* _REQUIRED WORK_
Every record should be copied exactly, except that pictures are to be omitted.
--- RECORDS SUPPLIED ---
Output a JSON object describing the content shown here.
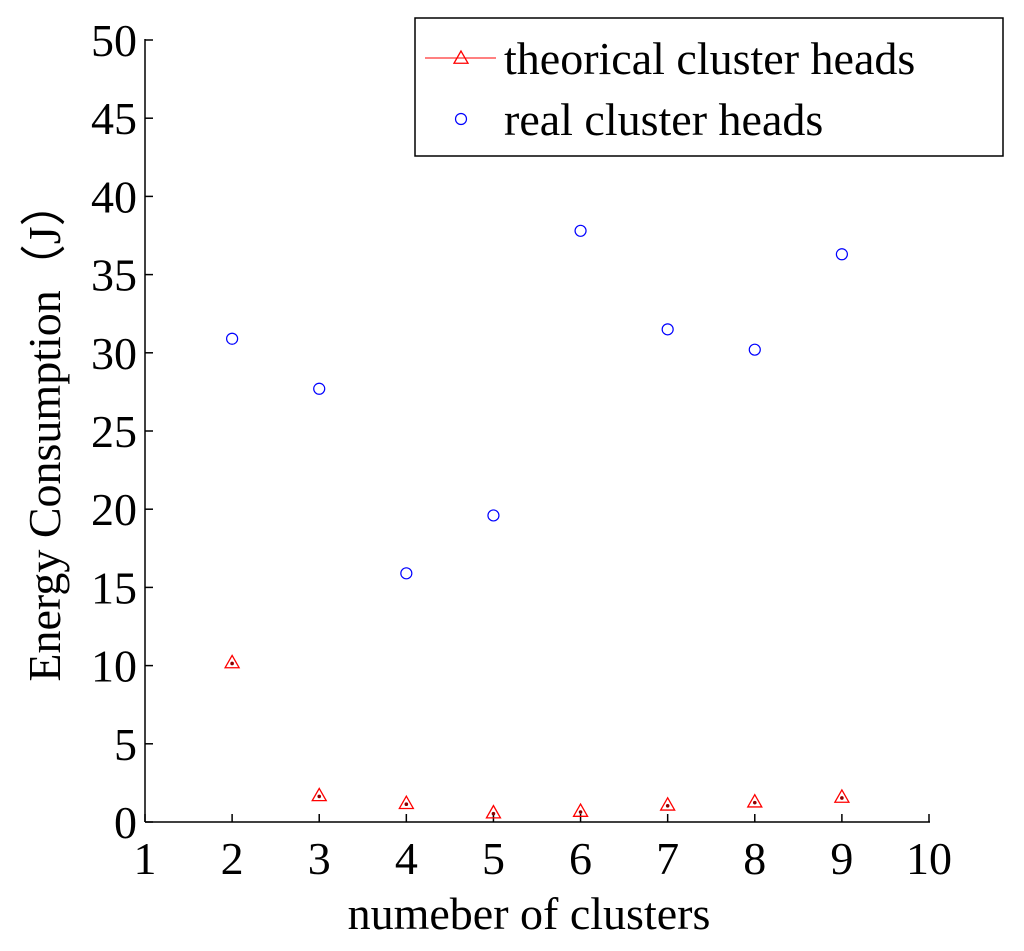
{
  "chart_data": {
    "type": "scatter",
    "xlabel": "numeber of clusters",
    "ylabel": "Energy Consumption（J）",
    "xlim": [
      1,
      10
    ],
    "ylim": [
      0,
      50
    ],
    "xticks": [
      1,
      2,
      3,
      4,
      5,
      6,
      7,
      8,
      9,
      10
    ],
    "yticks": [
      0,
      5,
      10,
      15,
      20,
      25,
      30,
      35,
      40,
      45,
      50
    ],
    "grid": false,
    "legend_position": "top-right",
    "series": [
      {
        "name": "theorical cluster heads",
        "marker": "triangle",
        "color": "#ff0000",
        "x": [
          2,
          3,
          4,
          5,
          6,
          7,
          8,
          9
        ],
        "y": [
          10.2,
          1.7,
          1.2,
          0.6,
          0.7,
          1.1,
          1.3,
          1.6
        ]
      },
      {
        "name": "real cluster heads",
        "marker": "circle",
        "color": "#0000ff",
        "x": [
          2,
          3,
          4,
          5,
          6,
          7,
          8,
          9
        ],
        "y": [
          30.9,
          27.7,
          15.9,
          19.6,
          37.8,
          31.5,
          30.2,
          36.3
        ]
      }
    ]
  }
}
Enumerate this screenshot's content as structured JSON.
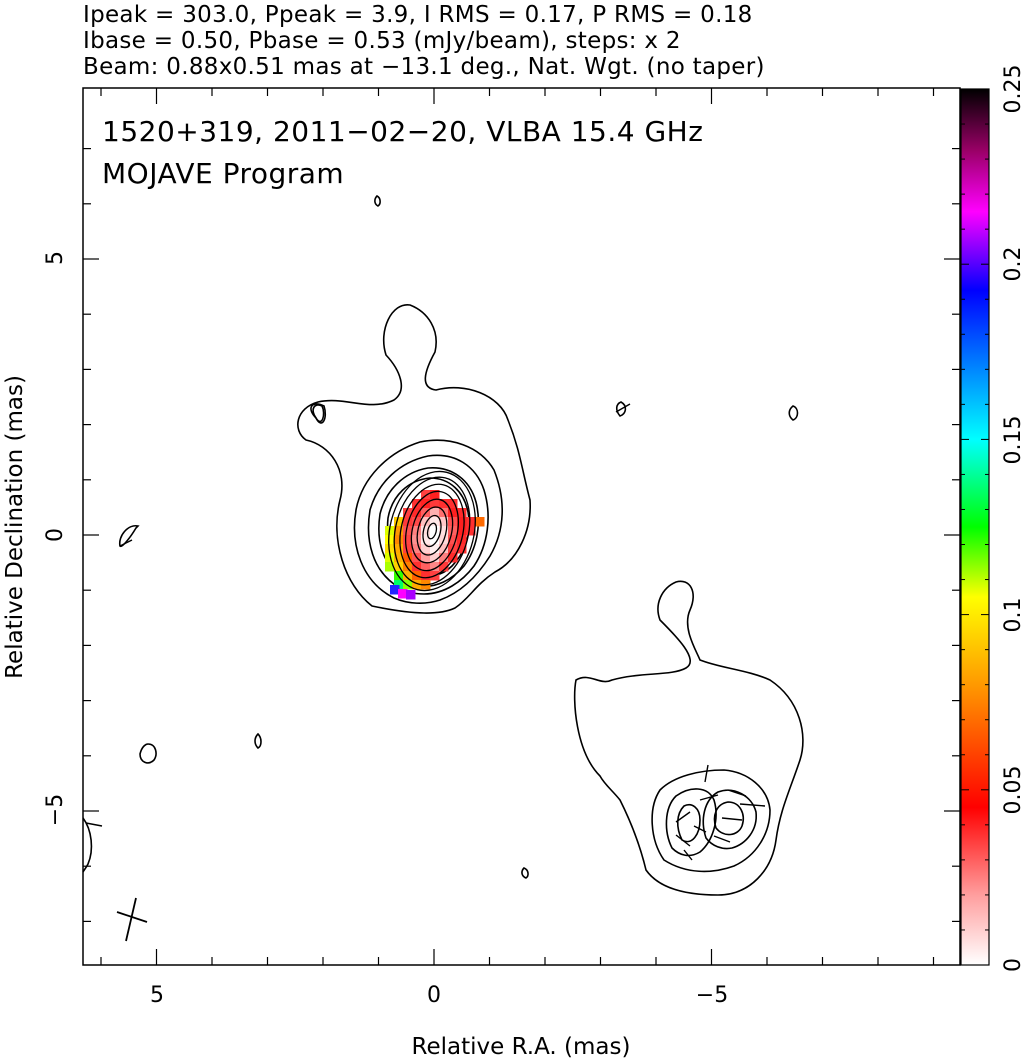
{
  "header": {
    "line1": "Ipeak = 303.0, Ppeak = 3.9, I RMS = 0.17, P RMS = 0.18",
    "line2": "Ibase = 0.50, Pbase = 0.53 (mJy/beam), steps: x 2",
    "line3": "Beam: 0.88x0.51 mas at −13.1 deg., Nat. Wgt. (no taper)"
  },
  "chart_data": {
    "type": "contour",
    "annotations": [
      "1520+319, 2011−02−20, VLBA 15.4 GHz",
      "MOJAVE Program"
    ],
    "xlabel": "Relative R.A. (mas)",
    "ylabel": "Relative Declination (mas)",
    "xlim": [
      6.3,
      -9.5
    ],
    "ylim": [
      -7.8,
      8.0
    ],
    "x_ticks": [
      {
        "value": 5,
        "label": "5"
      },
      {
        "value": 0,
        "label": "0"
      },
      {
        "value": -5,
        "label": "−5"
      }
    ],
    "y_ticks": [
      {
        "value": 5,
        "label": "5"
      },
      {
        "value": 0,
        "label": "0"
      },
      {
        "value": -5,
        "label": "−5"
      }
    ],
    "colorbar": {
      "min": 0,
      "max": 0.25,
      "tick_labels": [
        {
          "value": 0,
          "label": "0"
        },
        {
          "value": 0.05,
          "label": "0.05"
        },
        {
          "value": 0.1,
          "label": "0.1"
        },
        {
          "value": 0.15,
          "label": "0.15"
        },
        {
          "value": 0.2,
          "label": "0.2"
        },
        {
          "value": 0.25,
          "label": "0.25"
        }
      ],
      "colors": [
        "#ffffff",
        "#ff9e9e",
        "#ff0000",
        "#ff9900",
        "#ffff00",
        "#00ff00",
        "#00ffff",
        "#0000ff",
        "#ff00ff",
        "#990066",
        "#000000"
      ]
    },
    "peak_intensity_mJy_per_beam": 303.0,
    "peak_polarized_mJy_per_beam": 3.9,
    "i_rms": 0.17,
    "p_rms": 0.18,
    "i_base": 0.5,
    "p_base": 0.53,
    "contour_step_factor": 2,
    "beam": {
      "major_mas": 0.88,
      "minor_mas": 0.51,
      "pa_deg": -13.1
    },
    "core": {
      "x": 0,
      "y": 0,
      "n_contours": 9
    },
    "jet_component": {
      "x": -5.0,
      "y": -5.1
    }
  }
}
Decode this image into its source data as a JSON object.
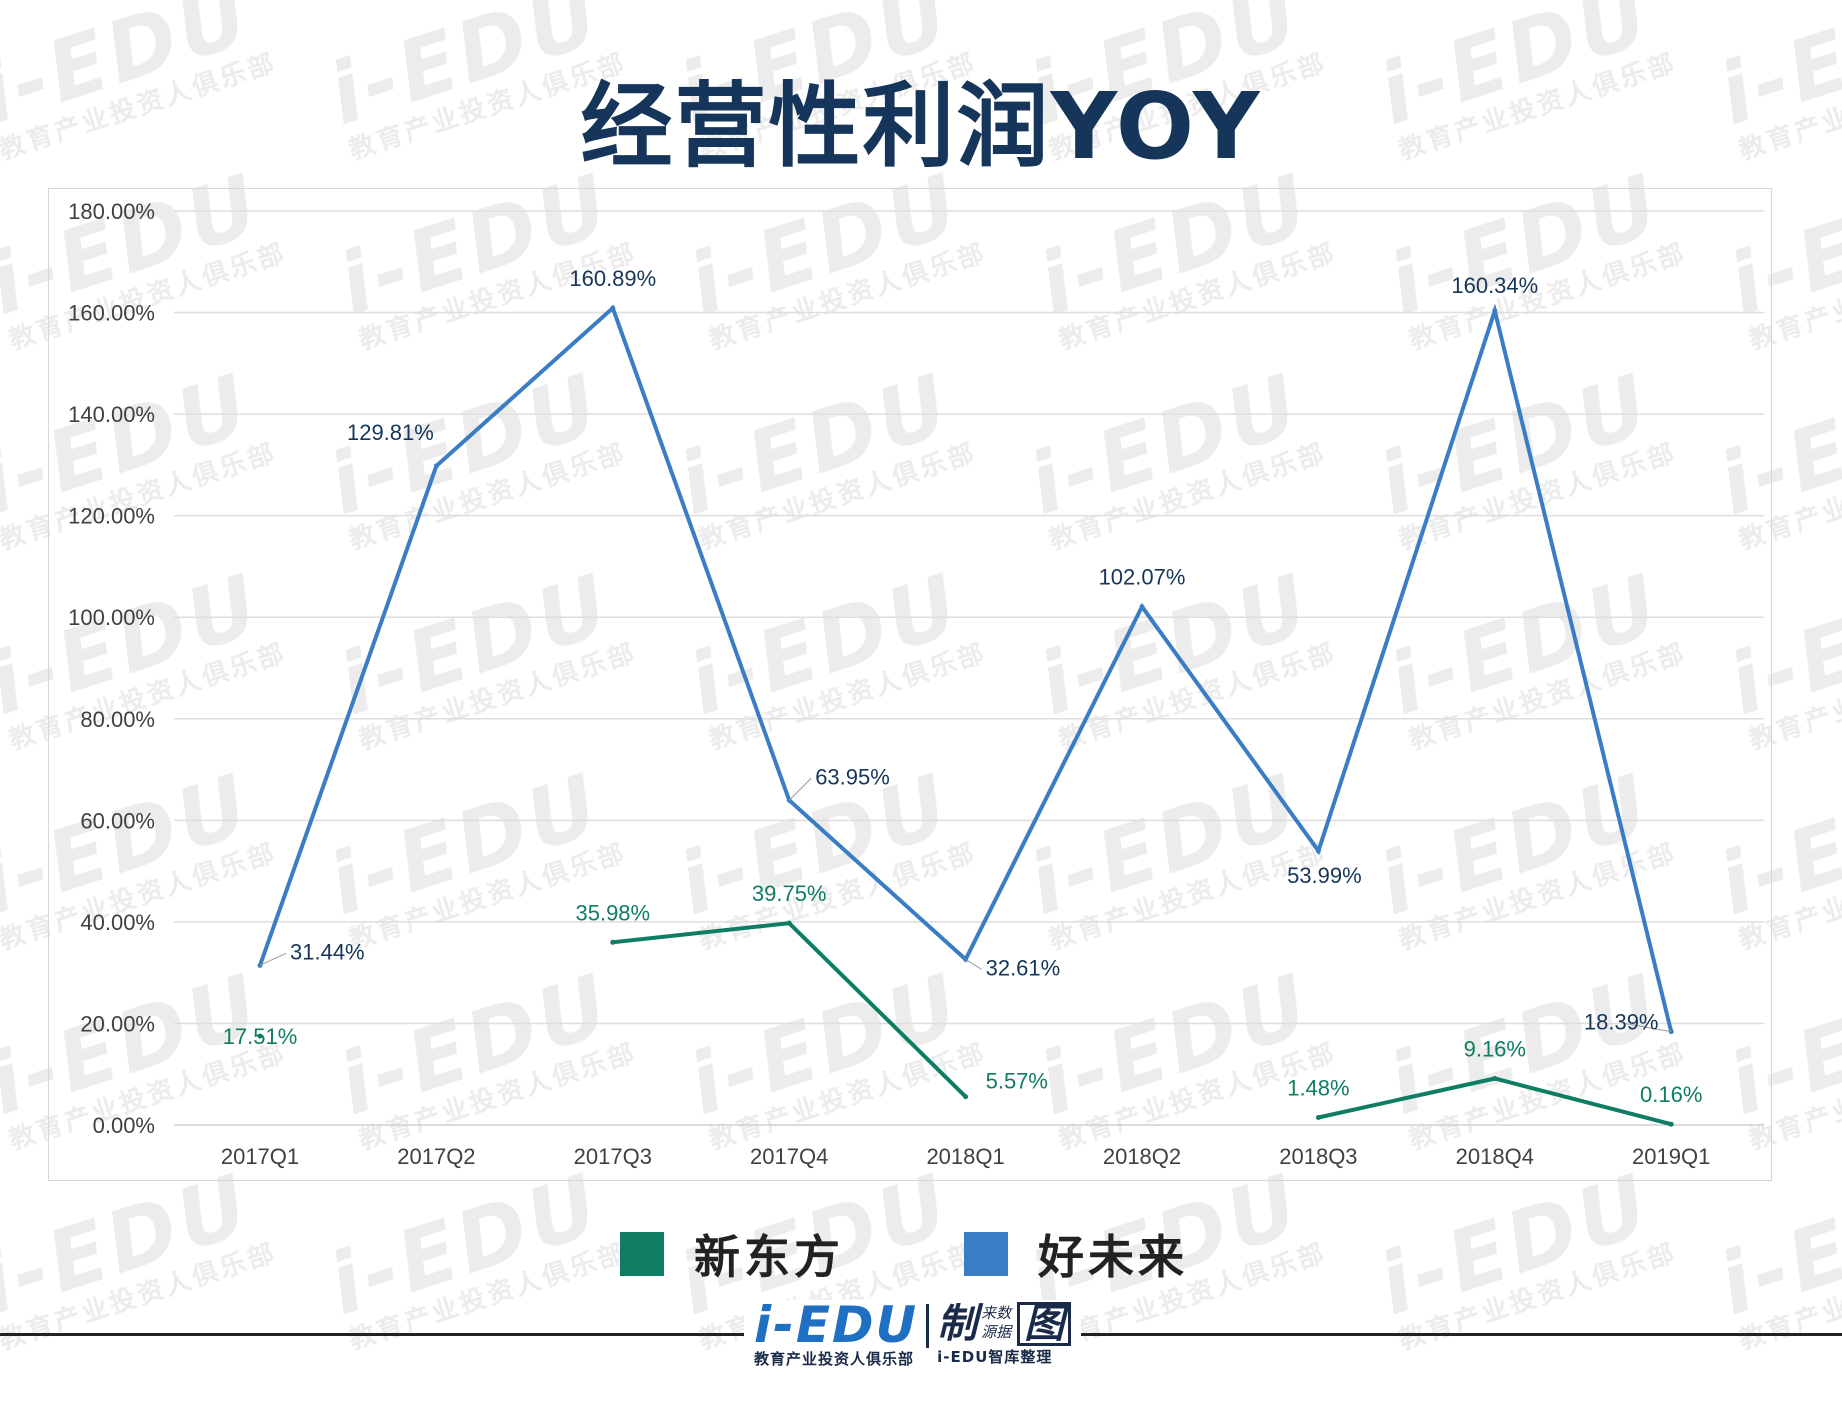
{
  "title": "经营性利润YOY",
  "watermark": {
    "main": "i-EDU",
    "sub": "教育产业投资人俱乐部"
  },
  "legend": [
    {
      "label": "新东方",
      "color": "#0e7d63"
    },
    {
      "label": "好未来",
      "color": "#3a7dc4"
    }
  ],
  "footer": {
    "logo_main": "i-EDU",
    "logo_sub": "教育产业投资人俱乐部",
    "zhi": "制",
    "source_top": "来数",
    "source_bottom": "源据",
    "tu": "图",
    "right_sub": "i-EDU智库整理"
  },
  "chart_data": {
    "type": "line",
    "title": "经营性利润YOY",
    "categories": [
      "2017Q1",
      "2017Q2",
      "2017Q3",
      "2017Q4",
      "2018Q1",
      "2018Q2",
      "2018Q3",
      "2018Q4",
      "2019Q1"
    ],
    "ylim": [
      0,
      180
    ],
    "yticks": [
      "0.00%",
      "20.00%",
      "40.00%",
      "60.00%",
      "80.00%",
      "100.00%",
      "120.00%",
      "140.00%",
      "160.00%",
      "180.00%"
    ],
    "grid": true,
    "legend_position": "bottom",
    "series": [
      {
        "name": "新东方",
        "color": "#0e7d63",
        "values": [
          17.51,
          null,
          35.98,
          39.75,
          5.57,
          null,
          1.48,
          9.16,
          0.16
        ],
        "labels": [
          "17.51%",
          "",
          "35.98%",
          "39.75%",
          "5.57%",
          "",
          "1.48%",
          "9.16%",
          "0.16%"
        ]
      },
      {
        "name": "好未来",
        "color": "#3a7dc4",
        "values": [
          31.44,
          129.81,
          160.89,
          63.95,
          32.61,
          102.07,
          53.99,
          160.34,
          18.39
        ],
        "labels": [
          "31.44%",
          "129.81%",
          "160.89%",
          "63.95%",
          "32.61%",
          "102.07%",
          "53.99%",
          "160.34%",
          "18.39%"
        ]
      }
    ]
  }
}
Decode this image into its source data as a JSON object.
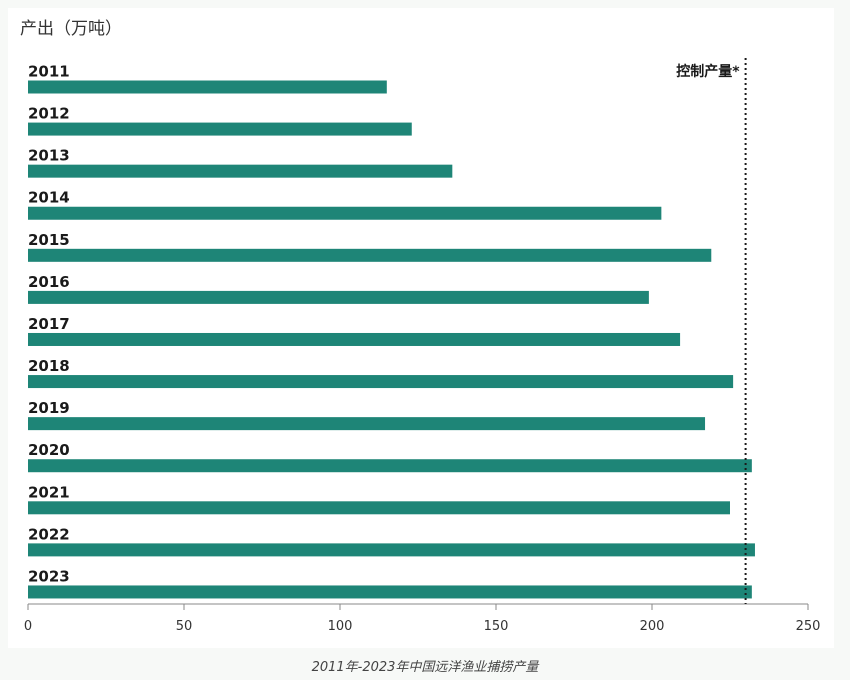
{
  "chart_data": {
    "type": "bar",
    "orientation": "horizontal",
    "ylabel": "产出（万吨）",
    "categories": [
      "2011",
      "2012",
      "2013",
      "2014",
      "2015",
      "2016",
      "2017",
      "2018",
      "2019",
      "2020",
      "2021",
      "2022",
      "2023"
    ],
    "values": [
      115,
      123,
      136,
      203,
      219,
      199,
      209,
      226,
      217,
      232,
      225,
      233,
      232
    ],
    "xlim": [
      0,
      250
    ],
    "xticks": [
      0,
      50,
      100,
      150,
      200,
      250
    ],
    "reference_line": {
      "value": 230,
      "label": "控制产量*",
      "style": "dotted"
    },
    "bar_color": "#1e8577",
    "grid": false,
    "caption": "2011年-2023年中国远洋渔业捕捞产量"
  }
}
---
* _FULL OUTPUT_
Output a JSON object describing the content shown here.
{
  "chart_data": {
    "type": "scatter",
    "xlabel": "numeber of clusters",
    "ylabel": "Energy Consumption（J）",
    "xlim": [
      1,
      10
    ],
    "ylim": [
      0,
      50
    ],
    "xticks": [
      1,
      2,
      3,
      4,
      5,
      6,
      7,
      8,
      9,
      10
    ],
    "yticks": [
      0,
      5,
      10,
      15,
      20,
      25,
      30,
      35,
      40,
      45,
      50
    ],
    "grid": false,
    "legend_position": "top-right",
    "series": [
      {
        "name": "theorical cluster heads",
        "marker": "triangle",
        "color": "#ff0000",
        "x": [
          2,
          3,
          4,
          5,
          6,
          7,
          8,
          9
        ],
        "y": [
          10.2,
          1.7,
          1.2,
          0.6,
          0.7,
          1.1,
          1.3,
          1.6
        ]
      },
      {
        "name": "real cluster heads",
        "marker": "circle",
        "color": "#0000ff",
        "x": [
          2,
          3,
          4,
          5,
          6,
          7,
          8,
          9
        ],
        "y": [
          30.9,
          27.7,
          15.9,
          19.6,
          37.8,
          31.5,
          30.2,
          36.3
        ]
      }
    ]
  }
}
Enumerate this screenshot's content as structured JSON.
{
  "header": {
    "line1": "Ipeak = 303.0, Ppeak = 3.9, I RMS = 0.17, P RMS = 0.18",
    "line2": "Ibase = 0.50, Pbase = 0.53 (mJy/beam), steps: x 2",
    "line3": "Beam: 0.88x0.51 mas at −13.1 deg., Nat. Wgt. (no taper)"
  },
  "chart_data": {
    "type": "contour",
    "annotations": [
      "1520+319, 2011−02−20, VLBA 15.4 GHz",
      "MOJAVE Program"
    ],
    "xlabel": "Relative R.A. (mas)",
    "ylabel": "Relative Declination (mas)",
    "xlim": [
      6.3,
      -9.5
    ],
    "ylim": [
      -7.8,
      8.0
    ],
    "x_ticks": [
      {
        "value": 5,
        "label": "5"
      },
      {
        "value": 0,
        "label": "0"
      },
      {
        "value": -5,
        "label": "−5"
      }
    ],
    "y_ticks": [
      {
        "value": 5,
        "label": "5"
      },
      {
        "value": 0,
        "label": "0"
      },
      {
        "value": -5,
        "label": "−5"
      }
    ],
    "colorbar": {
      "min": 0,
      "max": 0.25,
      "tick_labels": [
        {
          "value": 0,
          "label": "0"
        },
        {
          "value": 0.05,
          "label": "0.05"
        },
        {
          "value": 0.1,
          "label": "0.1"
        },
        {
          "value": 0.15,
          "label": "0.15"
        },
        {
          "value": 0.2,
          "label": "0.2"
        },
        {
          "value": 0.25,
          "label": "0.25"
        }
      ],
      "colors": [
        "#ffffff",
        "#ff9e9e",
        "#ff0000",
        "#ff9900",
        "#ffff00",
        "#00ff00",
        "#00ffff",
        "#0000ff",
        "#ff00ff",
        "#990066",
        "#000000"
      ]
    },
    "peak_intensity_mJy_per_beam": 303.0,
    "peak_polarized_mJy_per_beam": 3.9,
    "i_rms": 0.17,
    "p_rms": 0.18,
    "i_base": 0.5,
    "p_base": 0.53,
    "contour_step_factor": 2,
    "beam": {
      "major_mas": 0.88,
      "minor_mas": 0.51,
      "pa_deg": -13.1
    },
    "core": {
      "x": 0,
      "y": 0,
      "n_contours": 9
    },
    "jet_component": {
      "x": -5.0,
      "y": -5.1
    }
  }
}
Decode this image into its source data as a JSON object.
{
  "title": "经营性利润YOY",
  "watermark": {
    "main": "i-EDU",
    "sub": "教育产业投资人俱乐部"
  },
  "legend": [
    {
      "label": "新东方",
      "color": "#0e7d63"
    },
    {
      "label": "好未来",
      "color": "#3a7dc4"
    }
  ],
  "footer": {
    "logo_main": "i-EDU",
    "logo_sub": "教育产业投资人俱乐部",
    "zhi": "制",
    "source_top": "来数",
    "source_bottom": "源据",
    "tu": "图",
    "right_sub": "i-EDU智库整理"
  },
  "chart_data": {
    "type": "line",
    "title": "经营性利润YOY",
    "categories": [
      "2017Q1",
      "2017Q2",
      "2017Q3",
      "2017Q4",
      "2018Q1",
      "2018Q2",
      "2018Q3",
      "2018Q4",
      "2019Q1"
    ],
    "ylim": [
      0,
      180
    ],
    "yticks": [
      "0.00%",
      "20.00%",
      "40.00%",
      "60.00%",
      "80.00%",
      "100.00%",
      "120.00%",
      "140.00%",
      "160.00%",
      "180.00%"
    ],
    "grid": true,
    "legend_position": "bottom",
    "series": [
      {
        "name": "新东方",
        "color": "#0e7d63",
        "values": [
          17.51,
          null,
          35.98,
          39.75,
          5.57,
          null,
          1.48,
          9.16,
          0.16
        ],
        "labels": [
          "17.51%",
          "",
          "35.98%",
          "39.75%",
          "5.57%",
          "",
          "1.48%",
          "9.16%",
          "0.16%"
        ]
      },
      {
        "name": "好未来",
        "color": "#3a7dc4",
        "values": [
          31.44,
          129.81,
          160.89,
          63.95,
          32.61,
          102.07,
          53.99,
          160.34,
          18.39
        ],
        "labels": [
          "31.44%",
          "129.81%",
          "160.89%",
          "63.95%",
          "32.61%",
          "102.07%",
          "53.99%",
          "160.34%",
          "18.39%"
        ]
      }
    ]
  }
}
Decode this image into its source data as a JSON object.
{
  "chart_data": {
    "type": "bar",
    "orientation": "horizontal",
    "ylabel": "产出（万吨）",
    "categories": [
      "2011",
      "2012",
      "2013",
      "2014",
      "2015",
      "2016",
      "2017",
      "2018",
      "2019",
      "2020",
      "2021",
      "2022",
      "2023"
    ],
    "values": [
      115,
      123,
      136,
      203,
      219,
      199,
      209,
      226,
      217,
      232,
      225,
      233,
      232
    ],
    "xlim": [
      0,
      250
    ],
    "xticks": [
      0,
      50,
      100,
      150,
      200,
      250
    ],
    "reference_line": {
      "value": 230,
      "label": "控制产量*",
      "style": "dotted"
    },
    "bar_color": "#1e8577",
    "grid": false,
    "caption": "2011年-2023年中国远洋渔业捕捞产量"
  }
}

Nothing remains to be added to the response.